[Layout element rows]
• • • • •
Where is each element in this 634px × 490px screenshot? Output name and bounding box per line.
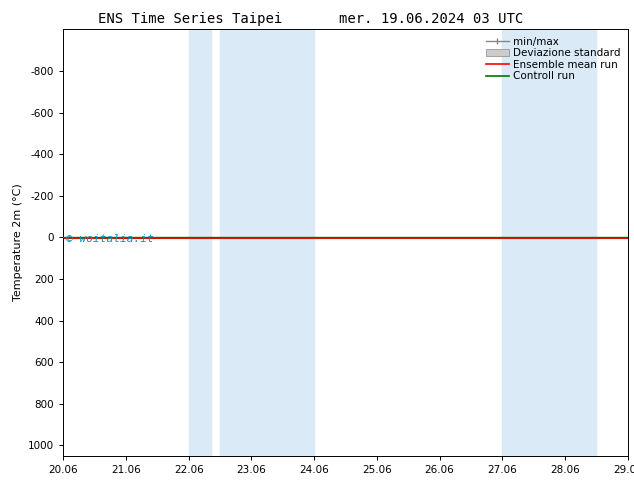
Text: ENS Time Series Taipei: ENS Time Series Taipei <box>98 12 282 26</box>
Bar <box>189 29 210 456</box>
Y-axis label: Temperature 2m (°C): Temperature 2m (°C) <box>13 184 23 301</box>
Bar <box>220 29 314 456</box>
Bar <box>502 29 597 456</box>
Text: © woitalia.it: © woitalia.it <box>66 234 154 244</box>
Legend: min/max, Deviazione standard, Ensemble mean run, Controll run: min/max, Deviazione standard, Ensemble m… <box>484 35 623 83</box>
Text: mer. 19.06.2024 03 UTC: mer. 19.06.2024 03 UTC <box>339 12 523 26</box>
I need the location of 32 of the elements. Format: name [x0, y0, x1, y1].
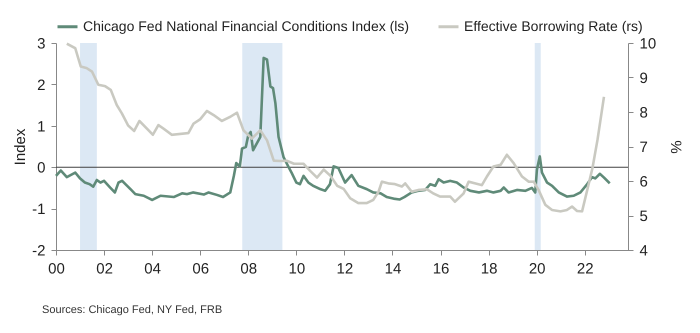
y-tick-label: 2 [37, 76, 46, 94]
legend-label: Chicago Fed National Financial Conditions Index (ls) [83, 18, 410, 34]
y2-axis-title: % [667, 140, 684, 154]
x-tick-label: 22 [576, 260, 594, 278]
y-tick-label: 3 [37, 36, 46, 52]
y2-tick-label: 7 [640, 139, 648, 156]
x-tick-label: 14 [384, 260, 402, 278]
y-tick-label: -1 [32, 201, 46, 218]
y2-tick-label: 9 [640, 70, 648, 87]
x-tick-label: 08 [240, 260, 258, 278]
x-tick-label: 16 [432, 260, 450, 278]
source-note: Sources: Chicago Fed, NY Fed, FRB [42, 304, 222, 316]
legend-label: Effective Borrowing Rate (rs) [464, 18, 643, 34]
y2-tick-label: 5 [640, 208, 648, 225]
x-tick-label: 20 [528, 260, 546, 278]
x-tick-label: 06 [192, 260, 210, 278]
y2-tick-label: 8 [640, 104, 648, 122]
line-series [66, 42, 606, 213]
y-tick-label: 0 [37, 160, 46, 177]
y2-tick-label: 4 [640, 242, 648, 260]
line-series [54, 56, 612, 202]
x-tick-label: 04 [144, 260, 161, 278]
y2-tick-label: 10 [640, 36, 656, 52]
x-tick-label: 02 [96, 260, 113, 278]
x-tick-label: 00 [48, 260, 65, 278]
y2-tick-label: 6 [640, 174, 648, 190]
y-axis-title: Index [12, 128, 30, 166]
y-tick-label: 1 [37, 118, 46, 136]
x-tick-label: 18 [480, 260, 498, 278]
x-tick-label: 12 [336, 260, 354, 278]
x-tick-label: 10 [288, 260, 306, 278]
y-tick-label: -2 [32, 242, 46, 260]
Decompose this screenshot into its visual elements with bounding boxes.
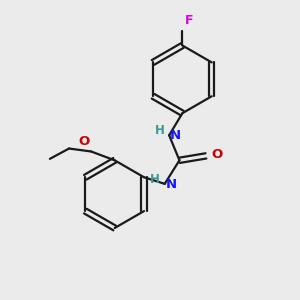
Text: O: O	[211, 148, 223, 161]
Text: H: H	[150, 173, 160, 186]
Text: N: N	[170, 129, 181, 142]
Text: F: F	[184, 14, 193, 27]
Text: N: N	[165, 178, 176, 191]
Text: O: O	[78, 135, 89, 148]
Text: H: H	[155, 124, 165, 137]
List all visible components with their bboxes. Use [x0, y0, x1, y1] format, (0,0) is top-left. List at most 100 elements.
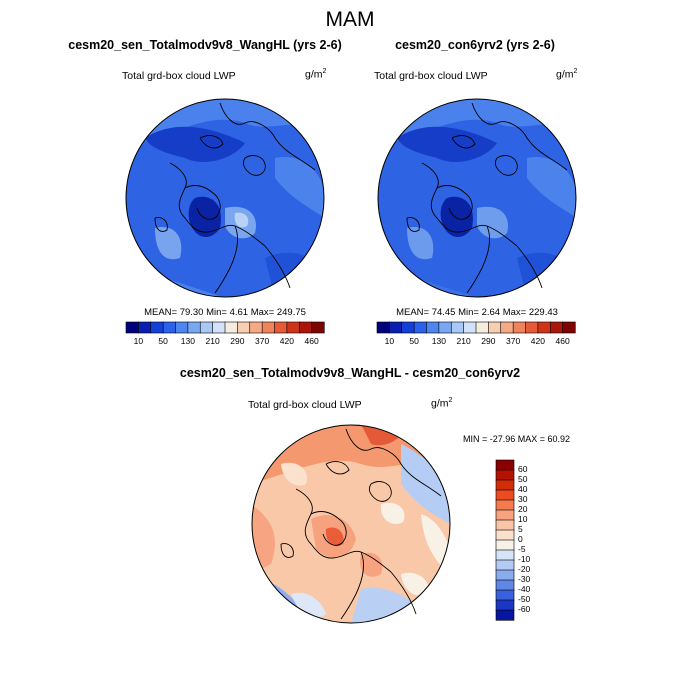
• • • • •
→ **TASK INSTRUCTIONS**:
Could you render every line of the rows above as a JSON list of strings, one string per line, with blank lines and the picture lines left out?

→ **RESPONSE TO THE EXERCISE**:
[
  "Where is each element in this 634px × 490px screenshot? Output name and bounding box per line.",
  "Text: ENS Time Series Taipei: ENS Time Series Taipei <box>98 12 282 26</box>",
  "Bar <box>189 29 210 456</box>",
  "Y-axis label: Temperature 2m (°C): Temperature 2m (°C) <box>13 184 23 301</box>",
  "Bar <box>220 29 314 456</box>",
  "Bar <box>502 29 597 456</box>",
  "Text: © woitalia.it: © woitalia.it <box>66 234 154 244</box>",
  "Legend: min/max, Deviazione standard, Ensemble mean run, Controll run: min/max, Deviazione standard, Ensemble m… <box>484 35 623 83</box>",
  "Text: mer. 19.06.2024 03 UTC: mer. 19.06.2024 03 UTC <box>339 12 523 26</box>",
  "I need the location of 32 of the elements. Format: name [x0, y0, x1, y1].",
  "y-tick-label: 2 [37, 76, 46, 94]",
  "legend-label: Chicago Fed National Financial Conditions Index (ls) [83, 18, 410, 34]",
  "y2-axis-title: % [667, 140, 684, 154]",
  "x-tick-label: 22 [576, 260, 594, 278]",
  "y-tick-label: 3 [37, 36, 46, 52]",
  "y2-tick-label: 7 [640, 139, 648, 156]",
  "x-tick-label: 14 [384, 260, 402, 278]",
  "y-tick-label: -1 [32, 201, 46, 218]",
  "y2-tick-label: 9 [640, 70, 648, 87]",
  "x-tick-label: 08 [240, 260, 258, 278]",
  "x-tick-label: 16 [432, 260, 450, 278]",
  "source-note: Sources: Chicago Fed, NY Fed, FRB [42, 304, 222, 316]",
  "legend-label: Effective Borrowing Rate (rs) [464, 18, 643, 34]",
  "y2-tick-label: 5 [640, 208, 648, 225]",
  "x-tick-label: 20 [528, 260, 546, 278]",
  "x-tick-label: 06 [192, 260, 210, 278]",
  "y2-tick-label: 8 [640, 104, 648, 122]",
  "line-series [66, 42, 606, 213]",
  "y-tick-label: 0 [37, 160, 46, 177]",
  "y2-tick-label: 4 [640, 242, 648, 260]",
  "line-series [54, 56, 612, 202]",
  "x-tick-label: 04 [144, 260, 161, 278]",
  "y2-tick-label: 10 [640, 36, 656, 52]",
  "x-tick-label: 02 [96, 260, 113, 278]",
  "x-tick-label: 00 [48, 260, 65, 278]",
  "y2-tick-label: 6 [640, 174, 648, 190]",
  "y-axis-title: Index [12, 128, 30, 166]",
  "y-tick-label: 1 [37, 118, 46, 136]",
  "x-tick-label: 18 [480, 260, 498, 278]",
  "x-tick-label: 12 [336, 260, 354, 278]",
  "x-tick-label: 10 [288, 260, 306, 278]",
  "y-tick-label: -2 [32, 242, 46, 260]",
  "Decompose this screenshot into its visual elements with bounding boxes.",
  "Text: O: O\t[211, 148, 223, 161]",
  "Text: H: H\t[150, 173, 160, 186]",
  "Text: N: N\t[170, 129, 181, 142]",
  "Text: F: F\t[184, 14, 193, 27]",
  "Text: N: N\t[165, 178, 176, 191]",
  "Text: O: O\t[78, 135, 89, 148]",
  "Text: H: H\t[155, 124, 165, 137]",
  "List all visible components with their bboxes. Use [x0, y0, x1, y1] format, (0,0) is top-left. List at most 100 elements."
]